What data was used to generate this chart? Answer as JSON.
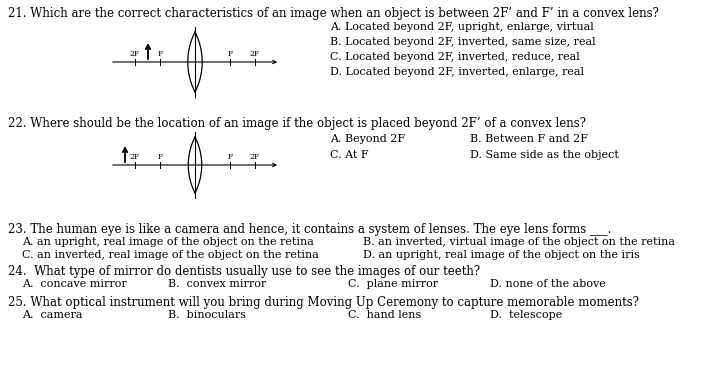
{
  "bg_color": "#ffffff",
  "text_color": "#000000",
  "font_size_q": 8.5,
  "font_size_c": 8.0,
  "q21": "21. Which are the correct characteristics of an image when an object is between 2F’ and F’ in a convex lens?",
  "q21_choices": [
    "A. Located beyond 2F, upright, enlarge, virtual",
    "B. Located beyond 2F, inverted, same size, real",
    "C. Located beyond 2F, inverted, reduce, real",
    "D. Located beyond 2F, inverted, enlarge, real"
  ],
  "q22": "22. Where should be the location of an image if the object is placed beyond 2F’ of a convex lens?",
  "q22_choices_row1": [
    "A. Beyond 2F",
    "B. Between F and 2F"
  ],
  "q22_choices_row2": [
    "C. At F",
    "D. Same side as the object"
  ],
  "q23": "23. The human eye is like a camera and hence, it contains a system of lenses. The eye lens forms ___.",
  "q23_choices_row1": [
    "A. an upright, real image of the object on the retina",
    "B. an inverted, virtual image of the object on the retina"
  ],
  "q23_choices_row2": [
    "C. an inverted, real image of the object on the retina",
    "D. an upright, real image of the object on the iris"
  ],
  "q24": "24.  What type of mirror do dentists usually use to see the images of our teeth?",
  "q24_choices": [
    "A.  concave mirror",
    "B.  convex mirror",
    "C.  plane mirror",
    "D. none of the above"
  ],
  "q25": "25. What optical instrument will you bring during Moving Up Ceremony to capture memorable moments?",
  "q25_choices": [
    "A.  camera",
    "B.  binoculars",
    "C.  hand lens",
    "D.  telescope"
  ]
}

### [Set task]
Without the pictures, copy the material exactly as given.

### [Answer to the task]
What data was used to generate this chart? Answer as JSON.
{
  "bg_color": "#ffffff",
  "text_color": "#000000",
  "font_size_q": 8.5,
  "font_size_c": 8.0,
  "q21": "21. Which are the correct characteristics of an image when an object is between 2F’ and F’ in a convex lens?",
  "q21_choices": [
    "A. Located beyond 2F, upright, enlarge, virtual",
    "B. Located beyond 2F, inverted, same size, real",
    "C. Located beyond 2F, inverted, reduce, real",
    "D. Located beyond 2F, inverted, enlarge, real"
  ],
  "q22": "22. Where should be the location of an image if the object is placed beyond 2F’ of a convex lens?",
  "q22_choices_row1": [
    "A. Beyond 2F",
    "B. Between F and 2F"
  ],
  "q22_choices_row2": [
    "C. At F",
    "D. Same side as the object"
  ],
  "q23": "23. The human eye is like a camera and hence, it contains a system of lenses. The eye lens forms ___.",
  "q23_choices_row1": [
    "A. an upright, real image of the object on the retina",
    "B. an inverted, virtual image of the object on the retina"
  ],
  "q23_choices_row2": [
    "C. an inverted, real image of the object on the retina",
    "D. an upright, real image of the object on the iris"
  ],
  "q24": "24.  What type of mirror do dentists usually use to see the images of our teeth?",
  "q24_choices": [
    "A.  concave mirror",
    "B.  convex mirror",
    "C.  plane mirror",
    "D. none of the above"
  ],
  "q25": "25. What optical instrument will you bring during Moving Up Ceremony to capture memorable moments?",
  "q25_choices": [
    "A.  camera",
    "B.  binoculars",
    "C.  hand lens",
    "D.  telescope"
  ]
}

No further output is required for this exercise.